--- Document segment ---
Today was Apple's official launch announcement of its Apple Watch device, which will become available on April 24 for $349 for a base model and up to $10,000+ for its luxury models.
First unveiled last September, the Apple Watch is the company's answer to a wide variety of Android and Windows watches that were released in 2014. One of my colleagues wondered today if Apple delayed its release to Spring 2015 to add hype and separation from its competitors, many of whom rushed to release before Christmas. Not a bad idea, especially since previously released smartwatches have so far failed to capture the imagination of mainstream consumers.
By launching the Apple Watch this spring, Apple added hype for it and created separation from its rivals.
"Apple Watch Sport, the low-end model housed in aluminum, starts at $349 for the 38mm model and $399 for the 42mm model," wrote The Verge's John Kastrenakes today. "The stainless steel Apple Watch will start at $549 for the 38mm model and $599 for the 42mm model, with prices ranging up to $1,049 and $1,099 depending on the band they're paired with. The 18-karat gold Apple Watch Edition (pictured above) will start at $10,000. Those will only be available in select retail stores."
Apple is taking preorders for the new watches beginning April 10.
"As opposed to a phone or a tablet, where what’s inside matters most, the Apple Watch is invariably a fashion product just as much as it is a computing tool," wrote TechCrunch's Jordan Crook. "While the iconic and uniform look of the watch face itself will act as a status symbol in its own right, no one wants to wear the exact same thing as everyone else. A watch is inherently an accessory, and accessories are made to set us apart."

--- Task set ---
A: Reproduce everything in the Apple Watch article from "Today was Apple's" down to "its luxury models.".
B: According to the Apple Watch article, on what date does Apple begin taking preorders for the new watches?
C: Translate this sentence from the Apple Watch article into Spanish: "Apple is taking preorders for the new watches beginning April 10."

--- Information provided ---
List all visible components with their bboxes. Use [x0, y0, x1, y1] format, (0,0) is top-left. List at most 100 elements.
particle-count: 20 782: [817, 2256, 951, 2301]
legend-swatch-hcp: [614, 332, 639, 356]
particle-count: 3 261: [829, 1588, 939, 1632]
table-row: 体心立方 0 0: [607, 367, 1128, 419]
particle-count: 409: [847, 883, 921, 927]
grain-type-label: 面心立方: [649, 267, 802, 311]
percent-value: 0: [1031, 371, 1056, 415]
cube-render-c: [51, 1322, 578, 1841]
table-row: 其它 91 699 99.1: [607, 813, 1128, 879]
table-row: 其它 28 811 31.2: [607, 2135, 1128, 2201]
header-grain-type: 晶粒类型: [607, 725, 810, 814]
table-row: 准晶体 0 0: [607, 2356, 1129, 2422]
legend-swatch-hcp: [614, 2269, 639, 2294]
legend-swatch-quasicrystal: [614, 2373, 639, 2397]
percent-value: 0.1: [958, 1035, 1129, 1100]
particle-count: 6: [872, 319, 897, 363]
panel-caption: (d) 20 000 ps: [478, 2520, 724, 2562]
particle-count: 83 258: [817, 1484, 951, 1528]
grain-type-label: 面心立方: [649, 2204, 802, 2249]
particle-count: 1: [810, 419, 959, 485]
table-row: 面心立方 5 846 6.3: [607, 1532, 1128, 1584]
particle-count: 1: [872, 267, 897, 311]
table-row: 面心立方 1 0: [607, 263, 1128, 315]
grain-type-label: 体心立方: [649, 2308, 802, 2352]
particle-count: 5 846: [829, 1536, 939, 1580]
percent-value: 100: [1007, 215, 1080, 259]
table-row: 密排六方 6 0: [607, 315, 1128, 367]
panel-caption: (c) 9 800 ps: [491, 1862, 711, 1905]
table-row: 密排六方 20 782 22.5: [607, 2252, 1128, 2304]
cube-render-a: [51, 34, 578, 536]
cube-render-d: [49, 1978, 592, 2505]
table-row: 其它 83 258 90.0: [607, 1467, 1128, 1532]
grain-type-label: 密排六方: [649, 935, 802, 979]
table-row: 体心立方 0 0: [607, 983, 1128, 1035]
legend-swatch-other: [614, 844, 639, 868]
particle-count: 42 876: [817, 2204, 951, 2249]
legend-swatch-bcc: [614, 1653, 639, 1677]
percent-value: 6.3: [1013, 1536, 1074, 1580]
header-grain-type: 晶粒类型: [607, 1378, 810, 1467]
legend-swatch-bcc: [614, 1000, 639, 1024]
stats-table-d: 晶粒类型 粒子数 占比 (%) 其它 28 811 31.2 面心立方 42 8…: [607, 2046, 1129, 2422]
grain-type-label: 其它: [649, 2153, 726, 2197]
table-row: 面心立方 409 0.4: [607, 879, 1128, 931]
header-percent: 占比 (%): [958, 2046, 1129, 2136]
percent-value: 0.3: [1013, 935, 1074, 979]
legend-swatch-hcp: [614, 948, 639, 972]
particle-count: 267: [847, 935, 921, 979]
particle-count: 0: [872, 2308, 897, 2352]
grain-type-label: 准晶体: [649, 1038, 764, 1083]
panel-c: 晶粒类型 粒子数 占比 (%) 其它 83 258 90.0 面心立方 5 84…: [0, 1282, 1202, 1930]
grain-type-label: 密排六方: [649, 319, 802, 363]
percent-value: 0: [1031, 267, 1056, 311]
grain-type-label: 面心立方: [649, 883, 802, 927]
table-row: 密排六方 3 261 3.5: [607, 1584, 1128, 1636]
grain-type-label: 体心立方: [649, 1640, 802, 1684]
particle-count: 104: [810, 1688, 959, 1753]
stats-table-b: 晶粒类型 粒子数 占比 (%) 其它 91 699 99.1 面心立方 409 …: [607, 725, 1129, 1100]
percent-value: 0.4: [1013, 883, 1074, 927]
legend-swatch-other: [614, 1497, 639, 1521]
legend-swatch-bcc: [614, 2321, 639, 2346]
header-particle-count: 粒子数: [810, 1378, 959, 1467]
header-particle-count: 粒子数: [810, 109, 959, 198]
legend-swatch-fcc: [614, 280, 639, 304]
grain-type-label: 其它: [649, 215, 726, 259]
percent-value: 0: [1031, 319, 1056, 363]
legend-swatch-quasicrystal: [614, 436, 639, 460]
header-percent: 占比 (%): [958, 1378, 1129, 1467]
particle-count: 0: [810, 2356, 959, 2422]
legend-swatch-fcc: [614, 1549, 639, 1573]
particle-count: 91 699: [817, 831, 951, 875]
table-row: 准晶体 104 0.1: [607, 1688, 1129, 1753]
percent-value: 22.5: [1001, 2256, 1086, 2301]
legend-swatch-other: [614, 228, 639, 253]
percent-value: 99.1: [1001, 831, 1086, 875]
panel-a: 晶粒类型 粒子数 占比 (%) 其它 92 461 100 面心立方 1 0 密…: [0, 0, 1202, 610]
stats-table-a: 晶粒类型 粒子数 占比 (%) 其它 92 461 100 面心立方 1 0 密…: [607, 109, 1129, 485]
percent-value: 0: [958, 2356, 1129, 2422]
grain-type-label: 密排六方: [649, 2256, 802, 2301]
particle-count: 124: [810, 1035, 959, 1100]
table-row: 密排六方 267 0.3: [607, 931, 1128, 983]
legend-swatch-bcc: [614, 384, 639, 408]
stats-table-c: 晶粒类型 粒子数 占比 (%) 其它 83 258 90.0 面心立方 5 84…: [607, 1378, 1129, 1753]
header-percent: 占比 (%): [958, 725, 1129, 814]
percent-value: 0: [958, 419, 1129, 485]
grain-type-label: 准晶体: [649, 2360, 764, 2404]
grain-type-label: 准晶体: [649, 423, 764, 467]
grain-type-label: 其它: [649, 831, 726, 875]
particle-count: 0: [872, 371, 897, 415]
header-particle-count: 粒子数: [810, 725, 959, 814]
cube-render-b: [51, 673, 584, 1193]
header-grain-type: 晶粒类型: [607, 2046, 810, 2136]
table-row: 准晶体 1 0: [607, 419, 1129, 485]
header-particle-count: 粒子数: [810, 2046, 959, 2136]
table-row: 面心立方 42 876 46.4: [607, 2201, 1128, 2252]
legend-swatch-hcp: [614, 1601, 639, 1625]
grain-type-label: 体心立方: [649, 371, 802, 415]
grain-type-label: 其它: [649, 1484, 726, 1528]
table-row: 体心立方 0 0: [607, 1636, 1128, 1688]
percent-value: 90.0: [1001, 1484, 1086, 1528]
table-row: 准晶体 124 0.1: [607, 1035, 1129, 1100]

--- Results ---
A:
Today was Apple's official launch announcement of its Apple Watch device, which will become available on April 24 for $349 for a base model and up to $10,000+ for its luxury models.

B: April 10

C: Apple acepta pedidos anticipados de los nuevos relojes a partir del 10 de abril.